**Tasks:**
(A) List every section heading in the ECG interpretation excerpt.
(B) Pick up the ECG interpretation excerpt after its final sentence and keep writing it in the same step-by-step style.

═════ Document extract

Right Axis Deviation
In right axis deviation, lead III has the most positive deflection and lead I should be in negative territory. This is commonly seen in individuals with right ventricular hypertrophy.
Left Axis Deviation
In left axis deviation, Lead I has the most positive deflection, and leads II and III are negative. This is commonly seen in patients with heart conduction defects.
Step 4 - Look at the P-Waves
When looking at the P-waves, try to answer the following questions:
- Are P-waves present?
- Do they occur regularly?
- Does a P-wave precede each QRS complex? (in other words, is there sinus rhythm?)
- Do the P-waves look normal? (Meaning: are they smooth, rounded, upright?)
Note that if P-waves are absent and there is irregular rhythm, this may suggest atrial fibrillation.
Step 5 - Assess the PR Interval
The P-R interval should be between 0.12 - 0.20second (Each small square corresponds to 0.04second. The P-R interval should therefore be between 3-5 small squares), although it may be longer in elderly people.

══════════
═════ Record extracts

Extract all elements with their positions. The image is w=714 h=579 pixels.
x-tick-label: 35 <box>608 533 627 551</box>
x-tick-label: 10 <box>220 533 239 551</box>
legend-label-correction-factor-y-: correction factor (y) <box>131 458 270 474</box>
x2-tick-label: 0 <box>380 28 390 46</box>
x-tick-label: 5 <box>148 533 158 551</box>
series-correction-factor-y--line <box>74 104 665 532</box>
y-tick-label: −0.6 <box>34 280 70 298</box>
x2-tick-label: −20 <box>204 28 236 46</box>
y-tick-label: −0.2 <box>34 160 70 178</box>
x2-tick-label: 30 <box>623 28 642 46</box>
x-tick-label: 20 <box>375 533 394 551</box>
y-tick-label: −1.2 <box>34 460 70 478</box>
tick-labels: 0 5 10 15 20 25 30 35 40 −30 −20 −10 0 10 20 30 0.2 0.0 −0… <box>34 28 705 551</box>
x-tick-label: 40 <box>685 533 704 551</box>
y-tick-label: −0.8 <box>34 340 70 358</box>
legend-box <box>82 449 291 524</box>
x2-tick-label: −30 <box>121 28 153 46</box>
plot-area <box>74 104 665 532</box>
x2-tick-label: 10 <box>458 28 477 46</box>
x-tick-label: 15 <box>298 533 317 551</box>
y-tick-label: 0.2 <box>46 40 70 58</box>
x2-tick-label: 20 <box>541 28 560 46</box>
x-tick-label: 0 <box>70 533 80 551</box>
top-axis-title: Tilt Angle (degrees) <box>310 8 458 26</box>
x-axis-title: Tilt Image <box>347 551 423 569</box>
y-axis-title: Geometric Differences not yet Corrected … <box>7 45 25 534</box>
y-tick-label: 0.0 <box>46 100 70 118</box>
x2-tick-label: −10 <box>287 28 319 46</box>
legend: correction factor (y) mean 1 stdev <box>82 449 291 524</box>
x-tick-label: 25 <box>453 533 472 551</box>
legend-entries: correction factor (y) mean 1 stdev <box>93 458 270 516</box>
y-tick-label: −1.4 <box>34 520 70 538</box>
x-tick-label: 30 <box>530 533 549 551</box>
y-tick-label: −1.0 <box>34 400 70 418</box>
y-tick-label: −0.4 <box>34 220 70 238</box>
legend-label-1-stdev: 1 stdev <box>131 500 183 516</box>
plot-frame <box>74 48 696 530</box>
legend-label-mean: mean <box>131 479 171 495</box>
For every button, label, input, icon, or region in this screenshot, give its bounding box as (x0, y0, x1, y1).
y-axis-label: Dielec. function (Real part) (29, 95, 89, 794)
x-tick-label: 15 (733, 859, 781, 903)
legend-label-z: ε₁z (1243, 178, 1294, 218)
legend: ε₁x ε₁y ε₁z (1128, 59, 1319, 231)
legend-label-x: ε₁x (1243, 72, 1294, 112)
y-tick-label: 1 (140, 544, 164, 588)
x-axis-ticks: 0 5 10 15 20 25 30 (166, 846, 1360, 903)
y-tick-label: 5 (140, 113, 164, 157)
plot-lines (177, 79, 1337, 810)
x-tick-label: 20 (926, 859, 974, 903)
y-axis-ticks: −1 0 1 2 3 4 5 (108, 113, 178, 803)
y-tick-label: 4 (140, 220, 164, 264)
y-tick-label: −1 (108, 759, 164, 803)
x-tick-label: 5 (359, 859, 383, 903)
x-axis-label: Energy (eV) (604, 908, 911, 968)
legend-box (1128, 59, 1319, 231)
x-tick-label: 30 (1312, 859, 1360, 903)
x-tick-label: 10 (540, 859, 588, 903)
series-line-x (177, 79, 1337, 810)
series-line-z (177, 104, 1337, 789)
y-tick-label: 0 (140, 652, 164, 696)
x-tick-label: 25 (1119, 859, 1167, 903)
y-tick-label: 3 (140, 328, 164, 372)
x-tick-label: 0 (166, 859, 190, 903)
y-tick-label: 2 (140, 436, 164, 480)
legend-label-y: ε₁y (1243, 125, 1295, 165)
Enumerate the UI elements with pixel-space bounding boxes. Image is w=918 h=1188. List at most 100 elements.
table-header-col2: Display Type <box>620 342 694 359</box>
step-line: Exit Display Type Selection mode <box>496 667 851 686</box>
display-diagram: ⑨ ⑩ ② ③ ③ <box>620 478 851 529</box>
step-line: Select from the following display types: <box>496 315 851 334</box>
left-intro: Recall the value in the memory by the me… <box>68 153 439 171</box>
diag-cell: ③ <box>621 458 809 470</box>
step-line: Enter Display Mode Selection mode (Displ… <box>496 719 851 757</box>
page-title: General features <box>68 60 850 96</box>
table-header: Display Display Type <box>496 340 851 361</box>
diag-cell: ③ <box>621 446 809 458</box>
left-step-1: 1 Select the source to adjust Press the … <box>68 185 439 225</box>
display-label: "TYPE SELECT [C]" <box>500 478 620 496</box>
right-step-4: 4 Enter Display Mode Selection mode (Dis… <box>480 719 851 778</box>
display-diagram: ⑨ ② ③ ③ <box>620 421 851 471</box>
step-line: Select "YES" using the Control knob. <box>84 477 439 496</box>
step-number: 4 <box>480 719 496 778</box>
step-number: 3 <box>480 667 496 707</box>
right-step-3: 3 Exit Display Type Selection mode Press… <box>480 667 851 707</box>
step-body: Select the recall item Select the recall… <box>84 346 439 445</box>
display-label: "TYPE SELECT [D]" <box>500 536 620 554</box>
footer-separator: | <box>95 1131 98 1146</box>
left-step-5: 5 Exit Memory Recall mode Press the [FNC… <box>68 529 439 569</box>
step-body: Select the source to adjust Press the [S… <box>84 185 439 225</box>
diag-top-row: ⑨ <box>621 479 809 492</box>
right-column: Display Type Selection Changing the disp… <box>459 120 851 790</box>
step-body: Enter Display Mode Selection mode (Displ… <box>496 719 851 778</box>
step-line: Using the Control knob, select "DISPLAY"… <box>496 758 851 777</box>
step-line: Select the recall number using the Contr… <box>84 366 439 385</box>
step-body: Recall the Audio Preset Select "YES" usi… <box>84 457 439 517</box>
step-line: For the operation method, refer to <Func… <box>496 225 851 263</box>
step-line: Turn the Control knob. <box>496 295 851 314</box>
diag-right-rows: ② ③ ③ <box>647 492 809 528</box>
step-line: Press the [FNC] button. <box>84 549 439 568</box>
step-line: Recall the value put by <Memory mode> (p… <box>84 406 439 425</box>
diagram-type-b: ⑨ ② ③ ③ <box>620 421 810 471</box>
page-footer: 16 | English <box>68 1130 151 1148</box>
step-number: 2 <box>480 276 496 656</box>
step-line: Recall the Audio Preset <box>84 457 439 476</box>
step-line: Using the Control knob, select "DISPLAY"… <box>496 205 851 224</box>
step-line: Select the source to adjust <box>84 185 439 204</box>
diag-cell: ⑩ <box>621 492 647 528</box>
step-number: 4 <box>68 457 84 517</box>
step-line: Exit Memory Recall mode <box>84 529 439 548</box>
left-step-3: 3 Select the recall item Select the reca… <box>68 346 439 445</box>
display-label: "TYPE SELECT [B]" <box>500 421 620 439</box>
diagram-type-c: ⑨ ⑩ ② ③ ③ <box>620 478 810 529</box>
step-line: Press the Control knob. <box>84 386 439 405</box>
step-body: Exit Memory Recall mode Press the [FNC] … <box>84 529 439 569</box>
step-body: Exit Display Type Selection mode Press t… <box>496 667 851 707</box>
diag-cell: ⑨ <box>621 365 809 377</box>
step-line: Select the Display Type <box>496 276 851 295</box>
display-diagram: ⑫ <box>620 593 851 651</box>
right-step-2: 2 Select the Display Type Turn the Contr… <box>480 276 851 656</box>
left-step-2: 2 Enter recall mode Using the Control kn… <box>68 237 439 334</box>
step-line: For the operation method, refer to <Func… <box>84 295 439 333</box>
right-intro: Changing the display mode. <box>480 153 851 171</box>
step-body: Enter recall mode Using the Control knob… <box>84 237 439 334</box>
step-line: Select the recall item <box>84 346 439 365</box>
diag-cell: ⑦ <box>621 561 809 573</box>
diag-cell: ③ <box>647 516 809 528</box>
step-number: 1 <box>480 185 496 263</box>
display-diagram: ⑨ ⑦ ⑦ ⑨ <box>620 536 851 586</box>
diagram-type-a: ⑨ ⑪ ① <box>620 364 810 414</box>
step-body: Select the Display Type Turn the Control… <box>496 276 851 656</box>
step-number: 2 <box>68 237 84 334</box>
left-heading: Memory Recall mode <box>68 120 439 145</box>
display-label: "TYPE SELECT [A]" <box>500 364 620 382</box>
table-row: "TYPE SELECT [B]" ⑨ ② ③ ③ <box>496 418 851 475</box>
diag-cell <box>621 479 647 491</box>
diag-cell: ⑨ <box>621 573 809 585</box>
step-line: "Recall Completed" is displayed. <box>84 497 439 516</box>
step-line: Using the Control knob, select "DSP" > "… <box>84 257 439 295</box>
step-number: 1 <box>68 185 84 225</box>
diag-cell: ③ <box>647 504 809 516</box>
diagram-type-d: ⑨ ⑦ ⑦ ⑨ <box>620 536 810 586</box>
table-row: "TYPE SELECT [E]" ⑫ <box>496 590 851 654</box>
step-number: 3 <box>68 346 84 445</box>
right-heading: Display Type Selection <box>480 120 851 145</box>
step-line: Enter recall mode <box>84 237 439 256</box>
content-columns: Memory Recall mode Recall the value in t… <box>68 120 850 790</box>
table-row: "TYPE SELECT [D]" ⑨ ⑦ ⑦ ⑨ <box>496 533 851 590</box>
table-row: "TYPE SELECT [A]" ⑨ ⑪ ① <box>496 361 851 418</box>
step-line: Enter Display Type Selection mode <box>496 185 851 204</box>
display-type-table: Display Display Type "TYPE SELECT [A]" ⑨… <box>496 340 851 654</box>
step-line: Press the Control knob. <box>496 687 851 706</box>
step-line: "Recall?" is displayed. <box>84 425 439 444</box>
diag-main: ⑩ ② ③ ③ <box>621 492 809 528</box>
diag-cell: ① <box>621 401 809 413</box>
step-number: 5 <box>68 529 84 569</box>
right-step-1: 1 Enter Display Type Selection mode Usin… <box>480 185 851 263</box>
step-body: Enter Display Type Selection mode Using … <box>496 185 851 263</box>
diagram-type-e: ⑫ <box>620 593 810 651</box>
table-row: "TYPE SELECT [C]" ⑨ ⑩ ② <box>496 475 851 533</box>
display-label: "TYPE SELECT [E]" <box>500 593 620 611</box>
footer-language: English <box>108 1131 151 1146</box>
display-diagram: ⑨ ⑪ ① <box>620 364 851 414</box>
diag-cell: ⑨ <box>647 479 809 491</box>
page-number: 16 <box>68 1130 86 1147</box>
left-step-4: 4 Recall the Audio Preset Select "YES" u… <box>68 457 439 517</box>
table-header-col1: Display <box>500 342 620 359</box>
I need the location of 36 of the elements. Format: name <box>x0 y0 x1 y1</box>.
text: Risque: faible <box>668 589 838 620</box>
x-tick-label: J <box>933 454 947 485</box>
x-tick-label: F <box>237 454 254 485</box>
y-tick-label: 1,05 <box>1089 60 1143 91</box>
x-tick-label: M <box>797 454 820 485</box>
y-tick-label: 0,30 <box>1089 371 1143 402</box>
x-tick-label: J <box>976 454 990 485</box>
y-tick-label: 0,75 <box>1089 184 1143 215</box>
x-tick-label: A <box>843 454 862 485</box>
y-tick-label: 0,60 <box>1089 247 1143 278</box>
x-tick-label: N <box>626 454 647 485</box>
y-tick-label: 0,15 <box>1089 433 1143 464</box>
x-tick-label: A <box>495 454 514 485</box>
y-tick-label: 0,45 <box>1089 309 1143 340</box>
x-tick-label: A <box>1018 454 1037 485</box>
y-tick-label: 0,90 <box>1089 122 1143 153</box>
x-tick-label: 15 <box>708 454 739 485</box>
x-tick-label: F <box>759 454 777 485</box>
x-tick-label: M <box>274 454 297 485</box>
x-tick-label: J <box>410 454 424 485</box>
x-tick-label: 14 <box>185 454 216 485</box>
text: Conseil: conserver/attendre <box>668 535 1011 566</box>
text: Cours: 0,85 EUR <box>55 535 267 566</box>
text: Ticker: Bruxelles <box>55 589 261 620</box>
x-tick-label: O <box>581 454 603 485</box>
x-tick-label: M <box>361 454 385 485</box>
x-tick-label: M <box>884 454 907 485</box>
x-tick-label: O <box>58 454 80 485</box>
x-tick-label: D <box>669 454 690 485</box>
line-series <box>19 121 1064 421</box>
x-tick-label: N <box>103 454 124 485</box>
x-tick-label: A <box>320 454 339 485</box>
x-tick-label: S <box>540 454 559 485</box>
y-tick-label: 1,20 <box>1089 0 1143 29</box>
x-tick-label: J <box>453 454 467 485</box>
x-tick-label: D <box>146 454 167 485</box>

══════════

**Results by task:**
(A)
Right Axis Deviation
Left Axis Deviation
Step 4 - Look at the P-Waves
Step 5 - Assess the PR Interval

(B)
The interval shortens with increased heart rate such as may occur following moderate to severe physical exertion.
Prolonged P-R interval |
A prolonged P-R interval may suggest the presence of heart block, whereas a shortened P-R interval suggests that the patient may have Wolff-Parkinson-White syndrome WPW.
Step 6 - Assess the QRS Complex
The QRS complex should be 0.08-0.12second (2-3 small squares).
Step 7 - Assess the S-T Segment
The S-T segment is that part of the ECG between the end of the S-wave and the start of the T-wave; in healthy individuals, it is usually an isoelectric line (with no elevation or depression). Abnormalities of the ST segment should raise the red flag for investigation so as to rule out any pathology.
S-T elevation is significant when it is > 1mm (> 1 small square) in relation to the baseline. S-T elevation is commonly seen in acute myocardial infarction. The morphology of the elevation differs however depending on how long ago the myocardial infarction occurred.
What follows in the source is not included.